### Exercise aim
Below are records to transcribe exactly, without their pictures.

--- start of Material for this task ---

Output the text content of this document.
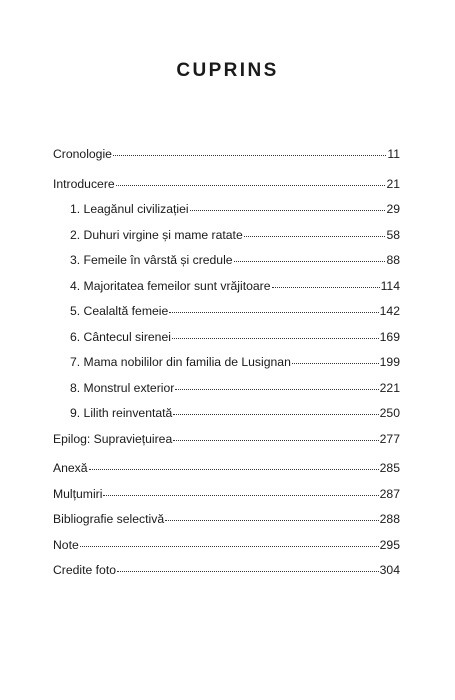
CUPRINS
Cronologie	11
Introducere	21
1. Leagănul civilizației	29
2. Duhuri virgine și mame ratate	58
3. Femeile în vârstă și credule	88
4. Majoritatea femeilor sunt vrăjitoare	114
5. Cealaltă femeie	142
6. Cântecul sirenei	169
7. Mama nobililor din familia de Lusignan	199
8. Monstrul exterior	221
9. Lilith reinventată	250
Epilog: Supraviețuirea	277
Anexă	285
Mulțumiri	287
Bibliografie selectivă	288
Note	295
Credite foto	304
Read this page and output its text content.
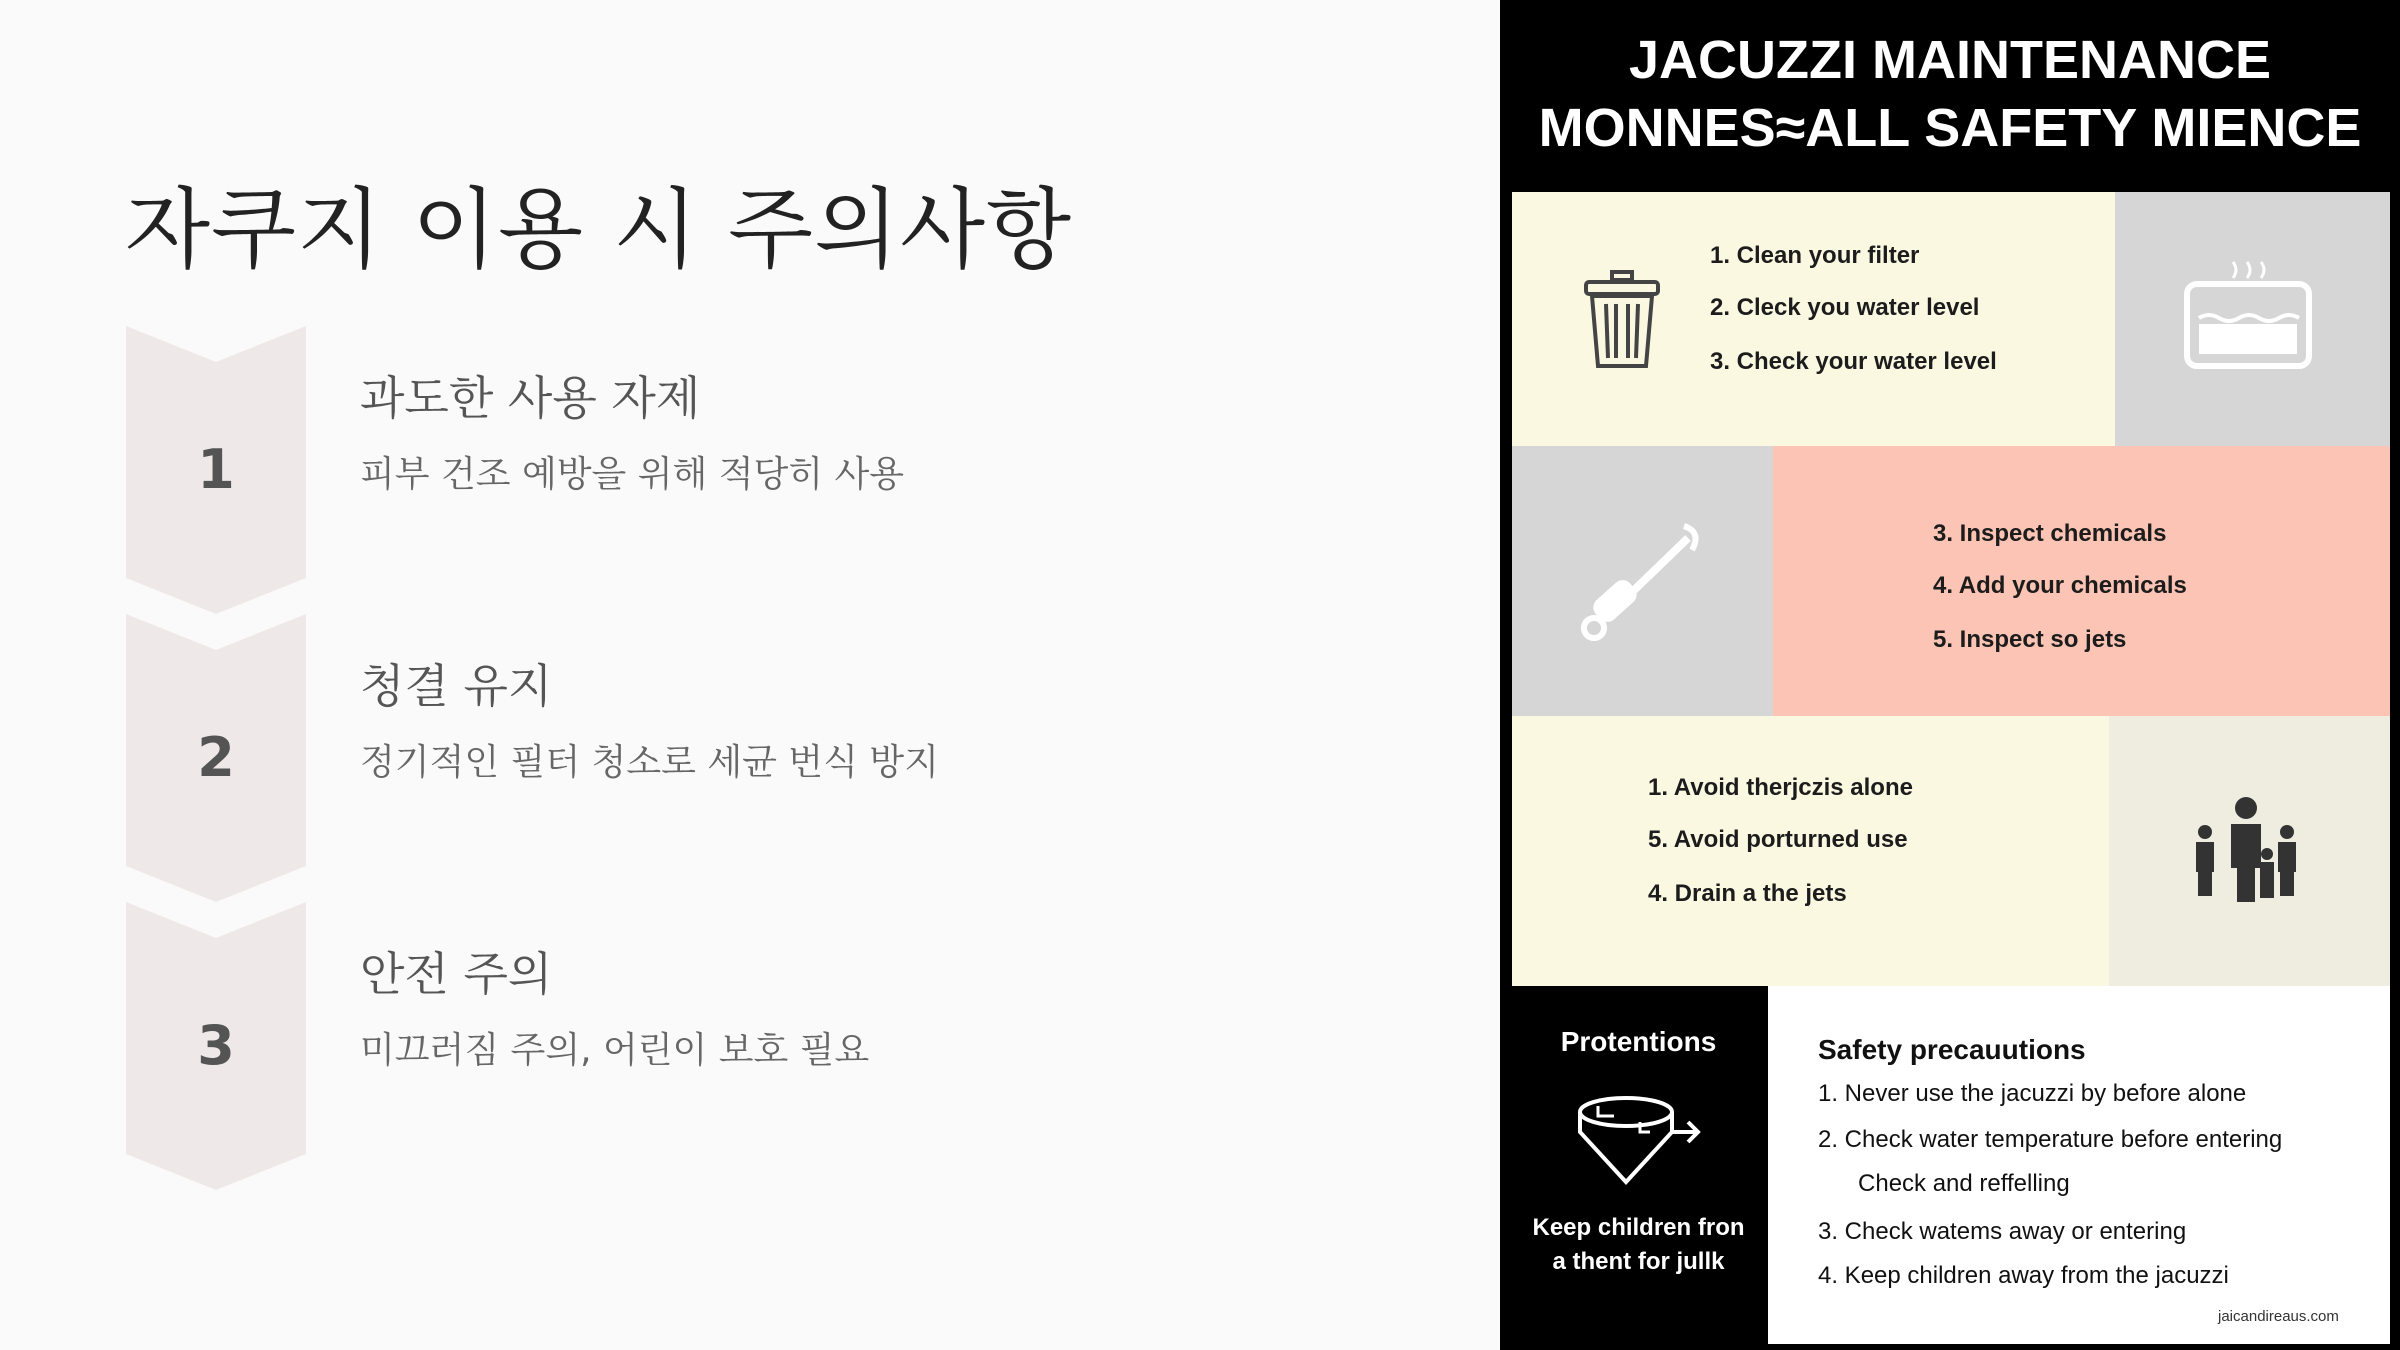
자쿠지 이용 시 주의사항
1
과도한 사용 자제
피부 건조 예방을 위해 적당히 사용
2
청결 유지
정기적인 필터 청소로 세균 번식 방지
3
안전 주의
미끄러짐 주의, 어린이 보호 필요
JACUZZI MAINTENANCE
MONNES≈ALL SAFETY MIENCE
1. Clean your filter
2. Cleck you water level
3. Check your water level
3. Inspect chemicals
4. Add your chemicals
5. Inspect so jets
1. Avoid therjczis alone
5. Avoid porturned use
4. Drain a the jets
Protentions
Keep children fron
a thent for jullk
Safety precauutions
1. Never use the jacuzzi by before alone
2. Check water temperature before entering
Check and reffelling
3. Check watems away or entering
4. Keep children away from the jacuzzi
jaicandireaus.com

--- end of Material for this task ---

### Result of this task
Output the text content of this document.
CUPRINS
Cronologie	11
Introducere	21
1. Leagănul civilizației	29
2. Duhuri virgine și mame ratate	58
3. Femeile în vârstă și credule	88
4. Majoritatea femeilor sunt vrăjitoare	114
5. Cealaltă femeie	142
6. Cântecul sirenei	169
7. Mama nobililor din familia de Lusignan	199
8. Monstrul exterior	221
9. Lilith reinventată	250
Epilog: Supraviețuirea	277
Anexă	285
Mulțumiri	287
Bibliografie selectivă	288
Note	295
Credite foto	304
Read this page and output its text content.
자쿠지 이용 시 주의사항
1
과도한 사용 자제
피부 건조 예방을 위해 적당히 사용
2
청결 유지
정기적인 필터 청소로 세균 번식 방지
3
안전 주의
미끄러짐 주의, 어린이 보호 필요
JACUZZI MAINTENANCE
MONNES≈ALL SAFETY MIENCE
1. Clean your filter
2. Cleck you water level
3. Check your water level
3. Inspect chemicals
4. Add your chemicals
5. Inspect so jets
1. Avoid therjczis alone
5. Avoid porturned use
4. Drain a the jets
Protentions
Keep children fron
a thent for jullk
Safety precauutions
1. Never use the jacuzzi by before alone
2. Check water temperature before entering
Check and reffelling
3. Check watems away or entering
4. Keep children away from the jacuzzi
jaicandireaus.com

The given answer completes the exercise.